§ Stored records
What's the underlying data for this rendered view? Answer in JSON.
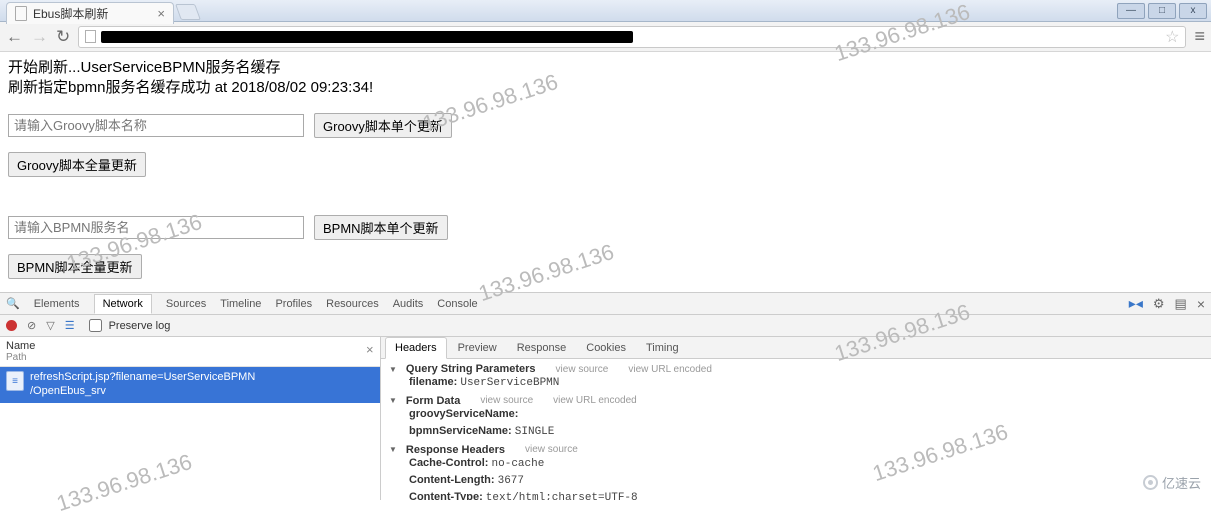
{
  "browser": {
    "tab_title": "Ebus脚本刷新",
    "window_buttons": {
      "min": "—",
      "max": "□",
      "close": "x"
    }
  },
  "nav": {
    "back": "←",
    "forward": "→",
    "reload": "↻",
    "menu": "≡"
  },
  "page": {
    "line1": "开始刷新...UserServiceBPMN服务名缓存",
    "line2": "刷新指定bpmn服务名缓存成功 at 2018/08/02 09:23:34!",
    "groovy_input_placeholder": "请输入Groovy脚本名称",
    "groovy_single_btn": "Groovy脚本单个更新",
    "groovy_all_btn": "Groovy脚本全量更新",
    "bpmn_input_placeholder": "请输入BPMN服务名",
    "bpmn_single_btn": "BPMN脚本单个更新",
    "bpmn_all_btn": "BPMN脚本全量更新"
  },
  "devtools": {
    "tabs": {
      "elements": "Elements",
      "network": "Network",
      "sources": "Sources",
      "timeline": "Timeline",
      "profiles": "Profiles",
      "resources": "Resources",
      "audits": "Audits",
      "console": "Console"
    },
    "preserve_log": "Preserve log",
    "left": {
      "name": "Name",
      "path": "Path",
      "req_line1": "refreshScript.jsp?filename=UserServiceBPMN",
      "req_line2": "/OpenEbus_srv"
    },
    "detail_tabs": {
      "headers": "Headers",
      "preview": "Preview",
      "response": "Response",
      "cookies": "Cookies",
      "timing": "Timing"
    },
    "details": {
      "qsp_title": "Query String Parameters",
      "view_source": "view source",
      "view_url_encoded": "view URL encoded",
      "qsp_k1": "filename:",
      "qsp_v1": "UserServiceBPMN",
      "form_title": "Form Data",
      "form_k1": "groovyServiceName:",
      "form_v1": "",
      "form_k2": "bpmnServiceName:",
      "form_v2": "SINGLE",
      "resp_title": "Response Headers",
      "resp_k1": "Cache-Control:",
      "resp_v1": "no-cache",
      "resp_k2": "Content-Length:",
      "resp_v2": "3677",
      "resp_k3": "Content-Type:",
      "resp_v3": "text/html;charset=UTF-8"
    }
  },
  "watermark": "133.96.98.136",
  "brand": "亿速云"
}
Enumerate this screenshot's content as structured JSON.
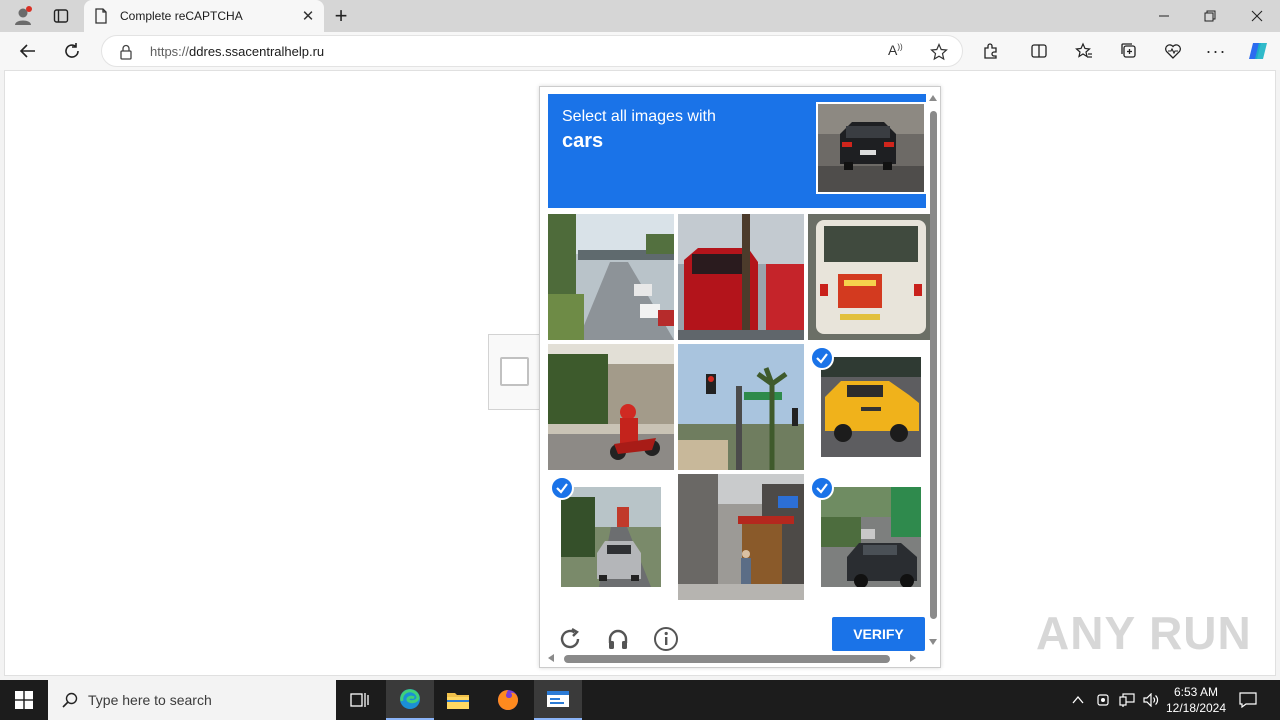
{
  "browser": {
    "tab_title": "Complete reCAPTCHA",
    "url_scheme": "https://",
    "url_host": "ddres.ssacentralhelp.ru",
    "window_controls": [
      "minimize",
      "restore",
      "close"
    ]
  },
  "captcha": {
    "instruction_line1": "Select all images with",
    "instruction_target": "cars",
    "verify_label": "VERIFY",
    "accent_color": "#1a73e8",
    "tiles": [
      {
        "row": 1,
        "col": 1,
        "depicts": "highway-overpass",
        "selected": false
      },
      {
        "row": 1,
        "col": 2,
        "depicts": "red-truck",
        "selected": false
      },
      {
        "row": 1,
        "col": 3,
        "depicts": "bus-rear",
        "selected": false
      },
      {
        "row": 2,
        "col": 1,
        "depicts": "motorcycle-street",
        "selected": false
      },
      {
        "row": 2,
        "col": 2,
        "depicts": "traffic-light-palm",
        "selected": false
      },
      {
        "row": 2,
        "col": 3,
        "depicts": "yellow-taxi",
        "selected": true
      },
      {
        "row": 3,
        "col": 1,
        "depicts": "car-street",
        "selected": true
      },
      {
        "row": 3,
        "col": 2,
        "depicts": "alley-pedestrian",
        "selected": false
      },
      {
        "row": 3,
        "col": 3,
        "depicts": "parked-car",
        "selected": true
      }
    ]
  },
  "watermark": "ANY RUN",
  "taskbar": {
    "search_placeholder": "Type here to search",
    "time": "6:53 AM",
    "date": "12/18/2024"
  }
}
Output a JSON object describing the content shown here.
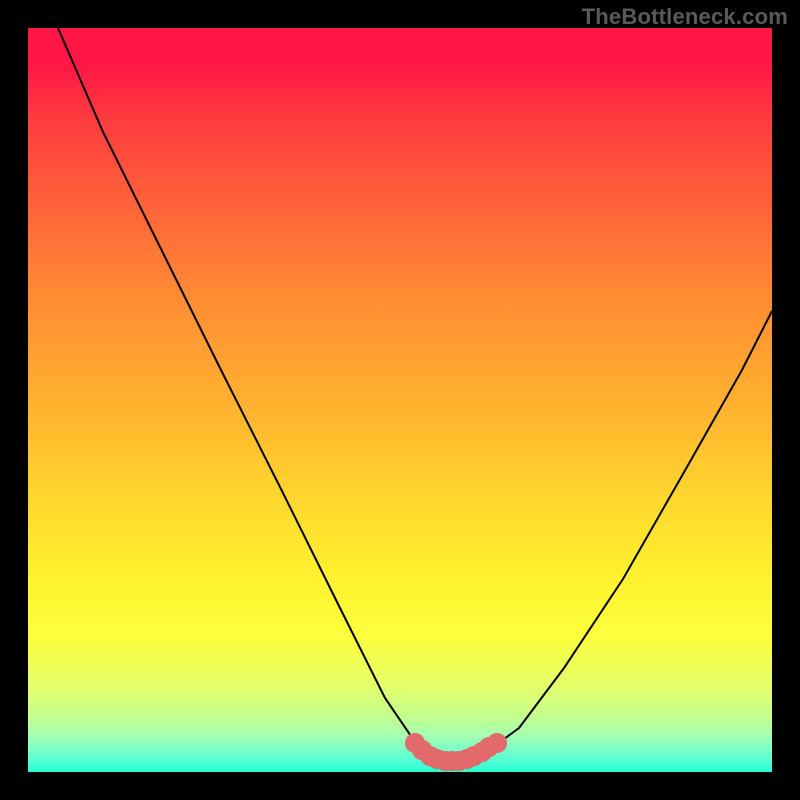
{
  "watermark": "TheBottleneck.com",
  "chart_data": {
    "type": "line",
    "title": "",
    "xlabel": "",
    "ylabel": "",
    "xlim": [
      0,
      100
    ],
    "ylim": [
      0,
      100
    ],
    "series": [
      {
        "name": "bottleneck-curve",
        "x": [
          4,
          10,
          18,
          26,
          34,
          42,
          48,
          52,
          54,
          56,
          58,
          60,
          62,
          66,
          72,
          80,
          88,
          96,
          100
        ],
        "y": [
          100,
          86,
          70,
          54,
          38,
          22,
          10,
          4,
          2,
          1.5,
          1.5,
          2,
          3,
          6,
          14,
          26,
          40,
          54,
          62
        ]
      },
      {
        "name": "optimal-band",
        "x": [
          52,
          53,
          54,
          55,
          56,
          57,
          58,
          59,
          60,
          61,
          62,
          63
        ],
        "y": [
          4,
          3,
          2.2,
          1.8,
          1.6,
          1.6,
          1.6,
          1.8,
          2.2,
          2.8,
          3.4,
          4
        ]
      }
    ],
    "background_gradient": {
      "stops": [
        {
          "offset": 0,
          "color": "#ff1846"
        },
        {
          "offset": 50,
          "color": "#ffb02f"
        },
        {
          "offset": 80,
          "color": "#fbff3d"
        },
        {
          "offset": 100,
          "color": "#22ffcf"
        }
      ]
    },
    "marker_color": "#e26a6a",
    "curve_color": "#000000"
  }
}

§ Requirements
Only the lines from the one containing "Output a JSON" through the last line of the records above should be repeated, exactly and without pictures.

§ The output
Output a JSON object describing the content shown here.
{
  "watermark": "TheBottleneck.com",
  "chart_data": {
    "type": "line",
    "title": "",
    "xlabel": "",
    "ylabel": "",
    "xlim": [
      0,
      100
    ],
    "ylim": [
      0,
      100
    ],
    "series": [
      {
        "name": "bottleneck-curve",
        "x": [
          4,
          10,
          18,
          26,
          34,
          42,
          48,
          52,
          54,
          56,
          58,
          60,
          62,
          66,
          72,
          80,
          88,
          96,
          100
        ],
        "y": [
          100,
          86,
          70,
          54,
          38,
          22,
          10,
          4,
          2,
          1.5,
          1.5,
          2,
          3,
          6,
          14,
          26,
          40,
          54,
          62
        ]
      },
      {
        "name": "optimal-band",
        "x": [
          52,
          53,
          54,
          55,
          56,
          57,
          58,
          59,
          60,
          61,
          62,
          63
        ],
        "y": [
          4,
          3,
          2.2,
          1.8,
          1.6,
          1.6,
          1.6,
          1.8,
          2.2,
          2.8,
          3.4,
          4
        ]
      }
    ],
    "background_gradient": {
      "stops": [
        {
          "offset": 0,
          "color": "#ff1846"
        },
        {
          "offset": 50,
          "color": "#ffb02f"
        },
        {
          "offset": 80,
          "color": "#fbff3d"
        },
        {
          "offset": 100,
          "color": "#22ffcf"
        }
      ]
    },
    "marker_color": "#e26a6a",
    "curve_color": "#000000"
  }
}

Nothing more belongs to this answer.